SET EXERCISE 1
In the entries, starting with the line that contains "annotation: A施設 [968,62,1008,80]" and going on through the line that contains "x-tick-label: 中規模 [373,809,418,827]", swap every "label-background" for "label-box". Write out those lines again with nothing else changed.
Start of TEXT SECTION
A custom handler may be set by calling ``PyImport_SetOpenForImportHook()``
from C at any time, including before ``Py_Initialize()``. However, if a
hook has already been set then the call will fail. When
``open_for_import()`` is called with a hook set, the hook will be passed
the path and its return value will be returned directly. The returned
object should be an open file-like object that supports reading raw
bytes. This is explicitly intended to allow a ``BytesIO`` instance if
the open handler has already had to read the file into memory in order
to perform whatever verification is necessary to determine whether the
content is permitted to be executed.
Note that these hooks can import and call the ``_io.open()`` function on
CPython without triggering themselves.
If the hook determines that the file is not suitable for execution, it
should raise an exception of its choice, as well as raising any other
auditing events or notifications.
All import and execution functionality involving code from a file will
be changed to use ``open_for_import()`` unconditionally. It is important
to note that calls to ``compile()``, ``exec()`` and ``eval()`` do not go
through this function - an audit hook that includes the code from these
calls will be added and is the best opportunity to validate code that is
read from the file. Given the current decoupling between import and
execution in Python, most imported code will go through both
``open_for_import()`` and the log hook for ``compile``, and so care
should be taken to avoid repeating verification steps.
End of TEXT SECTION
Start of TASK INPUTS
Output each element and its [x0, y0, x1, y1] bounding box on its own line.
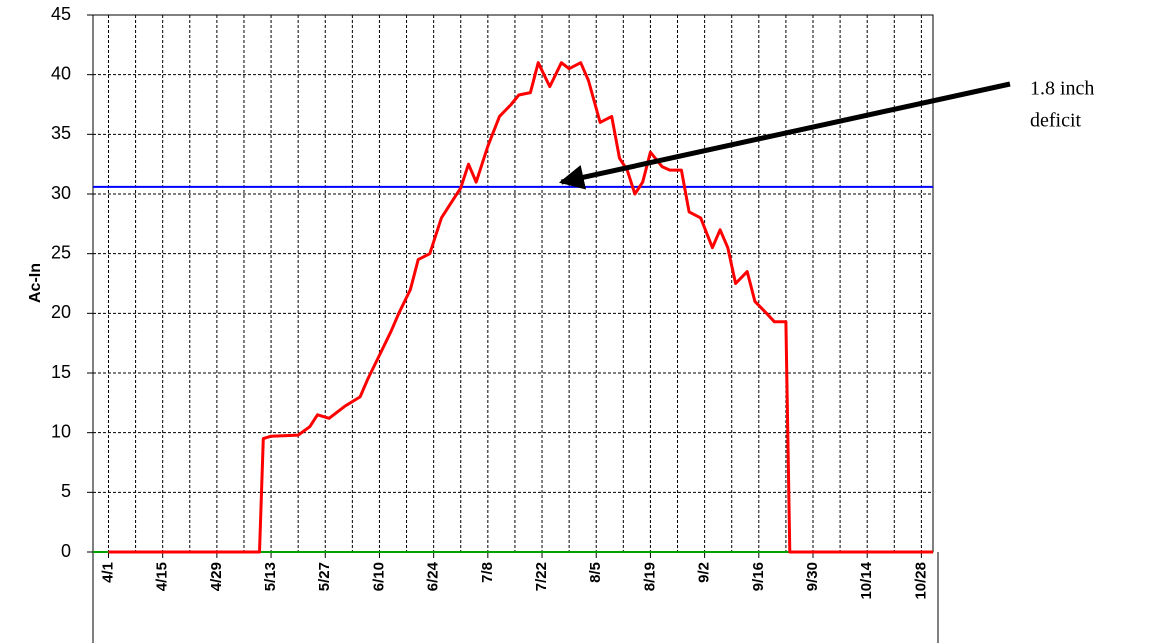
x-tick-label: 9/30 — [804, 562, 821, 591]
plot-area — [93, 15, 933, 552]
y-tick-label: 20 — [51, 302, 71, 322]
x-tick-label: 8/5 — [587, 562, 604, 583]
x-tick-label: 10/14 — [858, 561, 875, 599]
y-tick-label: 0 — [61, 541, 71, 561]
x-tick-label: 8/19 — [641, 562, 658, 591]
y-axis-label: Ac-In — [27, 263, 44, 303]
x-tick-label: 10/28 — [912, 562, 929, 600]
data-line — [108, 61, 933, 554]
annotation: 1.8 inch — [1030, 78, 1094, 100]
y-tick-label: 45 — [51, 4, 71, 24]
x-tick-label: 6/10 — [370, 562, 387, 591]
y-tick-label: 5 — [61, 481, 71, 501]
x-tick-label: 9/2 — [696, 562, 713, 583]
y-tick-label: 40 — [51, 63, 71, 83]
y-tick-label: 10 — [51, 421, 71, 441]
y-tick-label: 30 — [51, 183, 71, 203]
y-tick-label: 35 — [51, 123, 71, 143]
y-tick-label: 25 — [51, 242, 71, 262]
x-tick-label: 4/29 — [208, 562, 225, 591]
x-tick-label: 4/15 — [154, 562, 171, 591]
x-tick-label: 6/24 — [425, 561, 442, 591]
y-tick-label: 15 — [51, 362, 71, 382]
x-tick-label: 7/22 — [533, 562, 550, 591]
annotation-arrow — [558, 81, 1011, 190]
x-tick-label: 9/16 — [750, 562, 767, 591]
x-tick-label: 4/1 — [99, 562, 116, 583]
annotation: deficit — [1030, 110, 1082, 132]
x-tick-label: 7/8 — [479, 562, 496, 583]
x-tick-label: 5/27 — [316, 562, 333, 591]
x-tick-label: 5/13 — [262, 562, 279, 591]
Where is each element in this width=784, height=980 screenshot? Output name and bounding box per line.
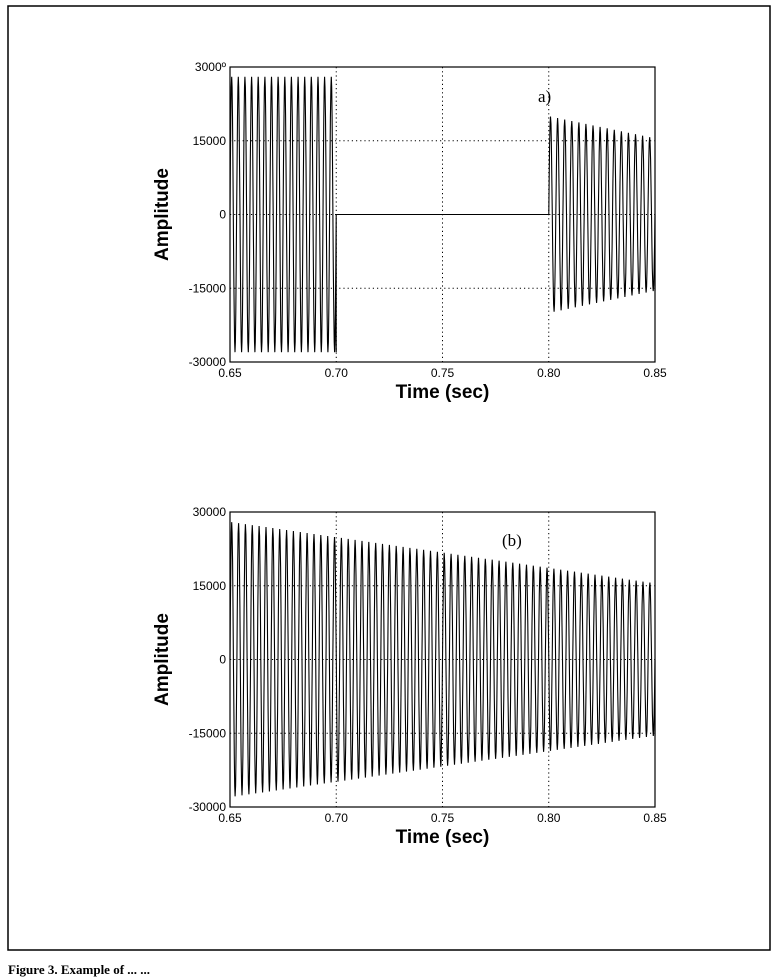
x-axis-title: Time (sec) bbox=[396, 382, 490, 403]
plots-layer: 0.65 0.70 0.75 0.80 0.85 3000º 15000 0 -15000 -30… bbox=[152, 60, 667, 848]
y-tick-label: 3000º bbox=[195, 60, 227, 74]
chart-panel-a: 0.65 0.70 0.75 0.80 0.85 3000º 15000 0 -15000 -30… bbox=[152, 60, 667, 403]
y-tick-label: -15000 bbox=[189, 281, 227, 295]
x-axis-title: Time (sec) bbox=[396, 827, 490, 848]
x-tick-label: 0.80 bbox=[537, 811, 561, 825]
y-tick-label: 30000 bbox=[193, 505, 227, 519]
x-tick-label: 0.75 bbox=[431, 366, 455, 380]
y-tick-label: 0 bbox=[219, 208, 226, 222]
x-tick-label: 0.80 bbox=[537, 366, 561, 380]
y-tick-label: -30000 bbox=[189, 355, 227, 369]
panel-annotation: a) bbox=[538, 87, 551, 106]
figure-caption: Figure 3. Example of ... ... bbox=[8, 962, 150, 977]
plot-frame bbox=[229, 511, 656, 808]
x-tick-label: 0.65 bbox=[218, 811, 242, 825]
y-tick-label: 15000 bbox=[193, 579, 227, 593]
y-axis-title: Amplitude bbox=[152, 168, 173, 261]
x-tick-label: 0.85 bbox=[643, 811, 667, 825]
plot-frame bbox=[229, 66, 656, 363]
waveform-series bbox=[229, 76, 656, 353]
x-tick-label: 0.85 bbox=[643, 366, 667, 380]
y-tick-label: -30000 bbox=[189, 800, 227, 814]
y-tick-label: 0 bbox=[219, 653, 226, 667]
page-border bbox=[7, 5, 771, 951]
x-tick-label: 0.70 bbox=[325, 366, 349, 380]
y-tick-label: 15000 bbox=[193, 134, 227, 148]
x-tick-label: 0.65 bbox=[218, 366, 242, 380]
y-axis-title: Amplitude bbox=[152, 613, 173, 706]
panel-annotation: (b) bbox=[502, 531, 522, 550]
x-tick-label: 0.75 bbox=[431, 811, 455, 825]
y-tick-label: -15000 bbox=[189, 726, 227, 740]
x-tick-label: 0.70 bbox=[325, 811, 349, 825]
chart-panel-b: 0.65 0.70 0.75 0.80 0.85 30000 15000 0 -15000 -30… bbox=[152, 505, 667, 848]
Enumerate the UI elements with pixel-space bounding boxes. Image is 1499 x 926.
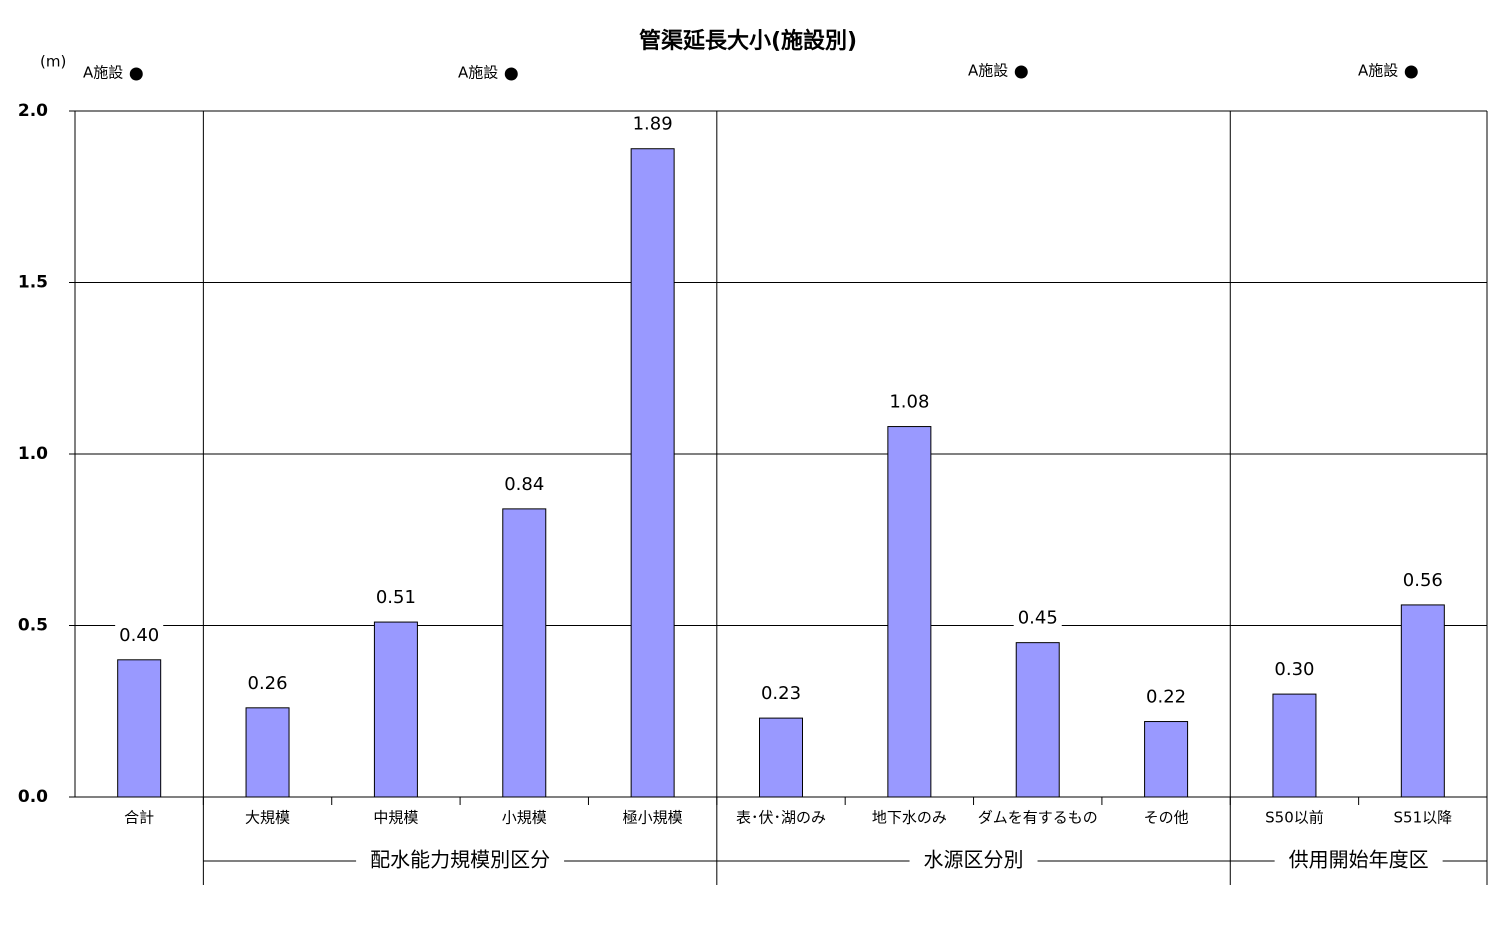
annotation: A施設 [968,62,1008,80]
y-tick-label: 2.0 [18,101,48,121]
value-label: 0.40 [119,625,159,646]
x-tick-label: 表･伏･湖のみ [736,809,826,827]
x-tick-label: 地下水のみ [872,809,947,827]
value-label: 0.56 [1403,570,1443,591]
x-tick-label: その他 [1144,809,1189,827]
x-tick-label: 小規模 [502,809,547,827]
annotation-marker [1014,65,1028,79]
bar [245,707,290,798]
label-background [1013,605,1062,631]
x-tick-label: 極小規模 [623,809,683,827]
annotation: A施設 [83,64,123,82]
label-background [1270,657,1319,683]
x-tick-label: 合計 [124,809,154,827]
value-label: 0.26 [248,673,288,694]
annotation-marker [129,67,143,81]
label-background [628,111,677,137]
annotation: A施設 [1358,62,1398,80]
label-background [885,389,934,415]
annotation-marker [1404,65,1418,79]
value-label: 0.45 [1018,608,1058,629]
label-background [243,670,292,696]
value-label: 0.51 [376,587,416,608]
group-label: 配水能力規模別区分 [370,848,550,872]
annotation: A施設 [458,64,498,82]
bar [117,659,162,798]
x-tick-label: S51以降 [1394,809,1453,827]
y-axis-label: (m) [40,53,66,71]
label-background [371,585,420,611]
y-tick-label: 1.0 [18,444,48,464]
value-label: 0.22 [1146,687,1186,708]
x-tick-label: ダムを有するもの [978,809,1098,827]
label-background [500,471,549,497]
value-label: 0.23 [761,683,801,704]
bar [1272,693,1317,798]
label-background [115,622,164,648]
label-background [1398,567,1447,593]
bar [759,717,803,798]
annotation-marker [504,67,518,81]
label-background [1142,684,1191,710]
bar [630,148,675,798]
label-background [756,681,806,707]
value-label: 1.08 [889,392,929,413]
value-label: 1.89 [633,114,673,135]
y-tick-label: 1.5 [18,273,48,293]
y-tick-label: 0.0 [18,787,48,807]
bar [1015,642,1060,798]
x-tick-label: 大規模 [245,809,290,827]
value-label: 0.30 [1274,659,1314,680]
group-label: 水源区分別 [924,848,1024,872]
bar [502,508,547,798]
x-tick-label: 中規模 [373,809,418,827]
y-tick-label: 0.5 [18,616,48,636]
bar [887,426,932,798]
value-label: 0.84 [504,474,544,495]
chart-title: 管渠延長大小(施設別) [639,28,857,54]
bar [1400,604,1445,798]
bar [1144,721,1189,798]
x-tick-label: S50以前 [1265,809,1324,827]
bar [373,621,418,798]
group-label: 供用開始年度区 [1289,848,1429,872]
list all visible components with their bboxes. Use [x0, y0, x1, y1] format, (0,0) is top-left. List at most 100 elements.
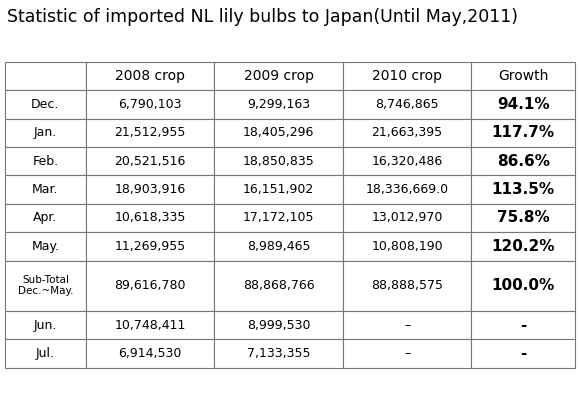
Text: Feb.: Feb.: [32, 155, 59, 168]
Bar: [215, 339, 343, 368]
Text: Mar.: Mar.: [32, 183, 59, 196]
Bar: [215, 176, 343, 204]
Text: 6,914,530: 6,914,530: [118, 347, 182, 360]
Bar: [343, 339, 472, 368]
Text: 8,989,465: 8,989,465: [247, 240, 310, 253]
Text: May.: May.: [31, 240, 60, 253]
Bar: [215, 260, 343, 311]
Bar: [86, 147, 215, 176]
Bar: [472, 232, 575, 260]
Text: 10,618,335: 10,618,335: [114, 212, 186, 224]
Text: –: –: [404, 319, 410, 332]
Text: 21,663,395: 21,663,395: [372, 126, 443, 139]
Text: 2009 crop: 2009 crop: [244, 69, 314, 83]
Text: 18,336,669.0: 18,336,669.0: [365, 183, 449, 196]
Bar: [215, 119, 343, 147]
Text: 21,512,955: 21,512,955: [114, 126, 186, 139]
Bar: [343, 147, 472, 176]
Bar: [5, 62, 86, 90]
Bar: [215, 204, 343, 232]
Bar: [343, 62, 472, 90]
Text: 18,405,296: 18,405,296: [243, 126, 314, 139]
Bar: [5, 119, 86, 147]
Text: 88,868,766: 88,868,766: [243, 279, 314, 292]
Bar: [472, 147, 575, 176]
Text: 13,012,970: 13,012,970: [371, 212, 443, 224]
Text: 16,320,486: 16,320,486: [372, 155, 443, 168]
Text: 86.6%: 86.6%: [496, 154, 550, 169]
Bar: [215, 147, 343, 176]
Bar: [343, 90, 472, 119]
Bar: [343, 176, 472, 204]
Bar: [86, 62, 215, 90]
Text: -: -: [520, 318, 527, 333]
Text: 113.5%: 113.5%: [492, 182, 554, 197]
Text: 11,269,955: 11,269,955: [114, 240, 186, 253]
Bar: [215, 90, 343, 119]
Bar: [5, 339, 86, 368]
Bar: [5, 90, 86, 119]
Text: Jan.: Jan.: [34, 126, 57, 139]
Text: 8,999,530: 8,999,530: [247, 319, 310, 332]
Text: 10,748,411: 10,748,411: [114, 319, 186, 332]
Bar: [5, 176, 86, 204]
Text: 88,888,575: 88,888,575: [371, 279, 443, 292]
Bar: [472, 204, 575, 232]
Text: 9,299,163: 9,299,163: [247, 98, 310, 111]
Text: 16,151,902: 16,151,902: [243, 183, 314, 196]
Bar: [472, 62, 575, 90]
Text: –: –: [404, 347, 410, 360]
Text: 17,172,105: 17,172,105: [243, 212, 314, 224]
Text: 94.1%: 94.1%: [497, 97, 549, 112]
Bar: [86, 90, 215, 119]
Text: Sub-Total
Dec.~May.: Sub-Total Dec.~May.: [17, 275, 73, 296]
Bar: [5, 204, 86, 232]
Text: 8,746,865: 8,746,865: [375, 98, 439, 111]
Bar: [343, 311, 472, 339]
Bar: [343, 119, 472, 147]
Text: 6,790,103: 6,790,103: [118, 98, 182, 111]
Bar: [86, 232, 215, 260]
Text: 75.8%: 75.8%: [497, 210, 550, 226]
Bar: [343, 204, 472, 232]
Text: 89,616,780: 89,616,780: [114, 279, 186, 292]
Bar: [472, 176, 575, 204]
Text: 18,850,835: 18,850,835: [243, 155, 314, 168]
Bar: [5, 311, 86, 339]
Bar: [86, 311, 215, 339]
Bar: [86, 119, 215, 147]
Text: 117.7%: 117.7%: [492, 125, 554, 140]
Text: 120.2%: 120.2%: [491, 239, 555, 254]
Text: 10,808,190: 10,808,190: [371, 240, 443, 253]
Text: 100.0%: 100.0%: [492, 278, 555, 293]
Bar: [472, 311, 575, 339]
Bar: [5, 147, 86, 176]
Text: Apr.: Apr.: [33, 212, 57, 224]
Bar: [86, 176, 215, 204]
Text: 18,903,916: 18,903,916: [114, 183, 186, 196]
Bar: [86, 339, 215, 368]
Bar: [5, 232, 86, 260]
Text: Jul.: Jul.: [36, 347, 55, 360]
Bar: [472, 90, 575, 119]
Text: Growth: Growth: [498, 69, 548, 83]
Text: Statistic of imported NL lily bulbs to Japan(Until May,2011): Statistic of imported NL lily bulbs to J…: [7, 8, 518, 26]
Bar: [215, 62, 343, 90]
Bar: [343, 260, 472, 311]
Text: 20,521,516: 20,521,516: [114, 155, 186, 168]
Bar: [5, 260, 86, 311]
Bar: [472, 339, 575, 368]
Text: 2010 crop: 2010 crop: [372, 69, 442, 83]
Bar: [472, 119, 575, 147]
Text: -: -: [520, 346, 527, 361]
Text: Jun.: Jun.: [34, 319, 57, 332]
Bar: [215, 311, 343, 339]
Text: 2008 crop: 2008 crop: [115, 69, 185, 83]
Bar: [86, 260, 215, 311]
Bar: [343, 232, 472, 260]
Text: 7,133,355: 7,133,355: [247, 347, 310, 360]
Text: Dec.: Dec.: [31, 98, 60, 111]
Bar: [472, 260, 575, 311]
Bar: [215, 232, 343, 260]
Bar: [86, 204, 215, 232]
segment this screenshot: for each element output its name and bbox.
End of TASK INPUTS
SET EXERCISE 2
Answer these questions from the text on import hooks:
(a) Which function is called from C to set a custom handler?
(b) What should the hook do if it finds a file unsuitable for execution?
(c) Which three calls do not go through open_for_import()?

RIGHT ANSWER 1
annotation: A施設 [968,62,1008,80]
y-tick-label: 2.0 [18,101,48,121]
value-label: 0.40 [119,625,159,646]
x-tick-label: 表･伏･湖のみ [736,809,826,827]
x-tick-label: 地下水のみ [872,809,947,827]
value-label: 0.56 [1403,570,1443,591]
x-tick-label: その他 [1144,809,1189,827]
x-tick-label: 小規模 [502,809,547,827]
annotation-marker [1014,65,1028,79]
bar [245,707,290,798]
label-box [1013,605,1062,631]
x-tick-label: 極小規模 [623,809,683,827]
annotation: A施設 [83,64,123,82]
label-box [1270,657,1319,683]
x-tick-label: 合計 [124,809,154,827]
value-label: 0.26 [248,673,288,694]
annotation-marker [129,67,143,81]
label-box [628,111,677,137]
annotation: A施設 [1358,62,1398,80]
label-box [885,389,934,415]
annotation-marker [1404,65,1418,79]
value-label: 0.45 [1018,608,1058,629]
label-box [243,670,292,696]
value-label: 0.51 [376,587,416,608]
group-label: 配水能力規模別区分 [370,848,550,872]
annotation: A施設 [458,64,498,82]
bar [117,659,162,798]
x-tick-label: S51以降 [1394,809,1453,827]
y-axis-label: (m) [40,53,66,71]
label-box [371,585,420,611]
y-tick-label: 1.0 [18,444,48,464]
value-label: 0.22 [1146,687,1186,708]
x-tick-label: ダムを有するもの [978,809,1098,827]
label-box [500,471,549,497]
value-label: 0.23 [761,683,801,704]
bar [1272,693,1317,798]
label-box [115,622,164,648]
label-box [1398,567,1447,593]
bar [759,717,803,798]
annotation-marker [504,67,518,81]
label-box [1142,684,1191,710]
bar [630,148,675,798]
label-box [756,681,806,707]
value-label: 1.08 [889,392,929,413]
value-label: 1.89 [633,114,673,135]
y-tick-label: 1.5 [18,273,48,293]
y-tick-label: 0.0 [18,787,48,807]
bar [1015,642,1060,798]
x-tick-label: 大規模 [245,809,290,827]
value-label: 0.30 [1274,659,1314,680]
group-label: 水源区分別 [924,848,1024,872]
bar [502,508,547,798]
x-tick-label: 中規模 [373,809,418,827]

RIGHT ANSWER 2
(a) PyImport_SetOpenForImportHook()
(b) Raise an exception of its choice, along with any other auditing events or notifications.
(c) compile(), exec() and eval()